Give only one thing: the number of lines that include the word "Domestic".

****************************************

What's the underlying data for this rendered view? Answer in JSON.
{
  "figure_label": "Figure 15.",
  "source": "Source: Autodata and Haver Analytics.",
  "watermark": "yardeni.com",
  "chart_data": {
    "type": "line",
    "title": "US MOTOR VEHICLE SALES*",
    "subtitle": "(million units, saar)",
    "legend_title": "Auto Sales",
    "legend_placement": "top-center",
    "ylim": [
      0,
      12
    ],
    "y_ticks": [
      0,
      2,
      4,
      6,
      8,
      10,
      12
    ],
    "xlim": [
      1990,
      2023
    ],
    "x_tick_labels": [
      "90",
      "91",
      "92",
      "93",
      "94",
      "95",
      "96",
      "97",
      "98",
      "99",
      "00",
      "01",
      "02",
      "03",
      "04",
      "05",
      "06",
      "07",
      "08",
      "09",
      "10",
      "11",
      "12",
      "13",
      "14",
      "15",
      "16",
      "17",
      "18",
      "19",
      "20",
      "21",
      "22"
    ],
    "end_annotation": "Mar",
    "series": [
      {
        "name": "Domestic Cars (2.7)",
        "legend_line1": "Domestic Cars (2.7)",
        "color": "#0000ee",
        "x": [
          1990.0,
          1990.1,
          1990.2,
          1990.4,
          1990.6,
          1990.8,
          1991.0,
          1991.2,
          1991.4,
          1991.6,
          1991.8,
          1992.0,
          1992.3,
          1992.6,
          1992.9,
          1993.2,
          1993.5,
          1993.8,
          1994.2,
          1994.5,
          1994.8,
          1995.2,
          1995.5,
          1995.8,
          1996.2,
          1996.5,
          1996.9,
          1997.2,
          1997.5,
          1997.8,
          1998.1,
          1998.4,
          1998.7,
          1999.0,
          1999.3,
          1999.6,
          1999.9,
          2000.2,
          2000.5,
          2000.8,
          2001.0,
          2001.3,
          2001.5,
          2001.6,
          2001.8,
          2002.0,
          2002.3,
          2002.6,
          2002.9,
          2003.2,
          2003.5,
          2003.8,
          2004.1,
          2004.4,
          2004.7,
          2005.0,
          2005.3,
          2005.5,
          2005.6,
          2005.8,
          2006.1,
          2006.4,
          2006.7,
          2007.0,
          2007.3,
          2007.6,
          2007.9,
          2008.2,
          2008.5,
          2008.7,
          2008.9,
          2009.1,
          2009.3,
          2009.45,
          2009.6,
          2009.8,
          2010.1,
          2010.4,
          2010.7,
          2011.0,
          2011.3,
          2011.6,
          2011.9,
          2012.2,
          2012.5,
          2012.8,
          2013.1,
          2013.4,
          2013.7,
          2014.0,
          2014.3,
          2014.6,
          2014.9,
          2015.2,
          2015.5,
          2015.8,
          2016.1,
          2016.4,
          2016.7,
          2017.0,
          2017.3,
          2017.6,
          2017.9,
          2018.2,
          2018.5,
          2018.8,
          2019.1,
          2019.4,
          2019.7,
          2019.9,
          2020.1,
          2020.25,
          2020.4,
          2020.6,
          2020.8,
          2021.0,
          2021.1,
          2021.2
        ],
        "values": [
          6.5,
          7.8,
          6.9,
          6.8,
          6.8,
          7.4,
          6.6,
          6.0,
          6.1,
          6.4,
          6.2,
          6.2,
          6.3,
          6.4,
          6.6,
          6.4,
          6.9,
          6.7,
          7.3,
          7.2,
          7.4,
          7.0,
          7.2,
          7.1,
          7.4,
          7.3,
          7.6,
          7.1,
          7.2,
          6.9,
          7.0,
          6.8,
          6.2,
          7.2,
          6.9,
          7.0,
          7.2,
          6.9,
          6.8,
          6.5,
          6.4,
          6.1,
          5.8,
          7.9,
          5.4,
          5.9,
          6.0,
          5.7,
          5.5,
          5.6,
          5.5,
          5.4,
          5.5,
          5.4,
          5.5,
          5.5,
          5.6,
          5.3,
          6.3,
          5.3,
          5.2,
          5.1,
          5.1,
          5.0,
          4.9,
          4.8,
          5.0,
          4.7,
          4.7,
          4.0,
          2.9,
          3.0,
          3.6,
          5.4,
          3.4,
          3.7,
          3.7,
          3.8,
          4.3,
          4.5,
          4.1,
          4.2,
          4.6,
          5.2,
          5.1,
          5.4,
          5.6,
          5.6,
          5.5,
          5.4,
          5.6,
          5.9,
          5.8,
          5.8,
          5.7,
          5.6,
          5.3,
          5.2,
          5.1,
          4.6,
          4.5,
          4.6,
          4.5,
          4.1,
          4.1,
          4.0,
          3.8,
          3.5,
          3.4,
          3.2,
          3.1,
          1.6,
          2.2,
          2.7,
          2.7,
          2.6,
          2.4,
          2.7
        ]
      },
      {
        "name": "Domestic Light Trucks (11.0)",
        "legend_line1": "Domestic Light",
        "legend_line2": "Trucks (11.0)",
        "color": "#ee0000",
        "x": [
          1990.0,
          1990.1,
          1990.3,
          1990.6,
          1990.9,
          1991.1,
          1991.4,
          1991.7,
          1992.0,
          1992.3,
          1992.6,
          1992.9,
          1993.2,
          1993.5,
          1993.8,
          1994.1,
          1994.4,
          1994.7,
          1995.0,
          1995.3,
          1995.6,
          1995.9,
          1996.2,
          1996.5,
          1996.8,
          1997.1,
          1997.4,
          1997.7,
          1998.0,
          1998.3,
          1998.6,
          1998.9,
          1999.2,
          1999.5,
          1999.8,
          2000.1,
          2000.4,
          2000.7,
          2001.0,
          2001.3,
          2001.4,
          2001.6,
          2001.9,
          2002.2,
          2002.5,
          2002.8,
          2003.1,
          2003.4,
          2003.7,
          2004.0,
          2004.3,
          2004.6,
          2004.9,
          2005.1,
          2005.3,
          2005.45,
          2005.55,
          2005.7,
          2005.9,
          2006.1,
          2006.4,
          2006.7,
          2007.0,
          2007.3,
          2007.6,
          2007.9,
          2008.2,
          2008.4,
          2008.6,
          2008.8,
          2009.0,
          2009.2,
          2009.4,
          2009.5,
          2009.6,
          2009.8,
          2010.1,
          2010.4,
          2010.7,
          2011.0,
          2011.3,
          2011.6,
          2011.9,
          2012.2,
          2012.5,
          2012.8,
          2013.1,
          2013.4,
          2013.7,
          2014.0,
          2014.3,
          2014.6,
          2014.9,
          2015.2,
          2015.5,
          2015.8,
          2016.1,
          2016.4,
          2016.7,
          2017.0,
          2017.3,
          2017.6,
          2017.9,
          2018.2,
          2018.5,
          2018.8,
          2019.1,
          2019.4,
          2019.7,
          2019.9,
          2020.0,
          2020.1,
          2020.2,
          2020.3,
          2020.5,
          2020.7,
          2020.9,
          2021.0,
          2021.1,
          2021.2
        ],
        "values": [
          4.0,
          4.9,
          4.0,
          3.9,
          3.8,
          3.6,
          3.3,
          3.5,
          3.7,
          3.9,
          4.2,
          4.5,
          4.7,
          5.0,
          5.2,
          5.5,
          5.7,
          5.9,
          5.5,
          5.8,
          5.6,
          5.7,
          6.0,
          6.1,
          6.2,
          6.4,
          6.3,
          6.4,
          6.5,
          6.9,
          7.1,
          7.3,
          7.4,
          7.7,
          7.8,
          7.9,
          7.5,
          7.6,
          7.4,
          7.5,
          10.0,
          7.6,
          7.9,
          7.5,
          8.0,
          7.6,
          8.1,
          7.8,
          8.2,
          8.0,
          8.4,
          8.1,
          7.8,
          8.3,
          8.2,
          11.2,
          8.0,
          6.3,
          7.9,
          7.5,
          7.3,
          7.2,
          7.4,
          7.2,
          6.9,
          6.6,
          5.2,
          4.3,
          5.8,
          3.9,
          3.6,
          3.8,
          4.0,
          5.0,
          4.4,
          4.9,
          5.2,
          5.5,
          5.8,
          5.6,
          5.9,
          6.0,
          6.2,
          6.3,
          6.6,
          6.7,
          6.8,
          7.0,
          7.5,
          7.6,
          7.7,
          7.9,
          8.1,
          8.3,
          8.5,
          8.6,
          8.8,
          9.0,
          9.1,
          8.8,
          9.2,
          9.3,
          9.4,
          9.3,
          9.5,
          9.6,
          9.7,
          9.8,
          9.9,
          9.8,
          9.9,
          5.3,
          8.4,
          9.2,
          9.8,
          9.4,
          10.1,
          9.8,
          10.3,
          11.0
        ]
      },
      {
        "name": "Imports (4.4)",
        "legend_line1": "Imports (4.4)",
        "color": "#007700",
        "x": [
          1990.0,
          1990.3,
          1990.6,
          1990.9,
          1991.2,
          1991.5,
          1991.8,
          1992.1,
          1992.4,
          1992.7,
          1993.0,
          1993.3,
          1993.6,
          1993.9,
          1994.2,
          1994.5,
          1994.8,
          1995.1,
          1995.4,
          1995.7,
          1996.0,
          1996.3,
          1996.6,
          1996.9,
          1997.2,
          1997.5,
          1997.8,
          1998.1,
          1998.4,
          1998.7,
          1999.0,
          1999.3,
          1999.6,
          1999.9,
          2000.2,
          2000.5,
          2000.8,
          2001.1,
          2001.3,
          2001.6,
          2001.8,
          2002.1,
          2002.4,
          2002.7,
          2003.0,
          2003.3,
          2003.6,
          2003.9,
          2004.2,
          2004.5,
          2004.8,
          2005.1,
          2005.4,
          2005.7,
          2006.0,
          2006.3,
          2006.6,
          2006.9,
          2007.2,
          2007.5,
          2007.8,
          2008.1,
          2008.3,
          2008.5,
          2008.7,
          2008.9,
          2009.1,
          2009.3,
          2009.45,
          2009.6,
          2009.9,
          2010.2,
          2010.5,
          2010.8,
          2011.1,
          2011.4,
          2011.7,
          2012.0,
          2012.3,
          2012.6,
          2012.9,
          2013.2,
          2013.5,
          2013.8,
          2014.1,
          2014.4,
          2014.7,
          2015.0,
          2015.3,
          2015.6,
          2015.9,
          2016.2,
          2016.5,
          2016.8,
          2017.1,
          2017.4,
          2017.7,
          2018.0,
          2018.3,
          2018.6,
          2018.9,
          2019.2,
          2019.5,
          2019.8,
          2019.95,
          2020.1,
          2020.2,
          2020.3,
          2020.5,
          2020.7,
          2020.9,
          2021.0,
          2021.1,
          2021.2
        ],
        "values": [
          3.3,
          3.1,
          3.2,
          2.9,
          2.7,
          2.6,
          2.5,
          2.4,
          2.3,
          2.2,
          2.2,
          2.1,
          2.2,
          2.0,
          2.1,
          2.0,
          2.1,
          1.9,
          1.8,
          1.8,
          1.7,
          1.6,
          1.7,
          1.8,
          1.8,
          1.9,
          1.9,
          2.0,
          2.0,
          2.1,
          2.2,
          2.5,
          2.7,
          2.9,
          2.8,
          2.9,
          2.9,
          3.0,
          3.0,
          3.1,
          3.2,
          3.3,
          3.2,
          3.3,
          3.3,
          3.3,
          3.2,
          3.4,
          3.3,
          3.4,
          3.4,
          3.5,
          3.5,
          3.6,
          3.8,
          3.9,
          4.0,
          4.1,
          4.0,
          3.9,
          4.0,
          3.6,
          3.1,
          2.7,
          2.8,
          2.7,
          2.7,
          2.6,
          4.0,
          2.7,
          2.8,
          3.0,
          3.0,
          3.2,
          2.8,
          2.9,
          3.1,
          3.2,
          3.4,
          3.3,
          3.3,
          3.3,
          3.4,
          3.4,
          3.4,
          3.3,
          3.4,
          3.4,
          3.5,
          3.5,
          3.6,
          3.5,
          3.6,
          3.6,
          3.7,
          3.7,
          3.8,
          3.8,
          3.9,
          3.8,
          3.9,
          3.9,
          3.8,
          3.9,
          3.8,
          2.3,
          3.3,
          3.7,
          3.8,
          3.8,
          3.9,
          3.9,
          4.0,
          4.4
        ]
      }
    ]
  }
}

****************************************

▸ WORKED ANSWER
4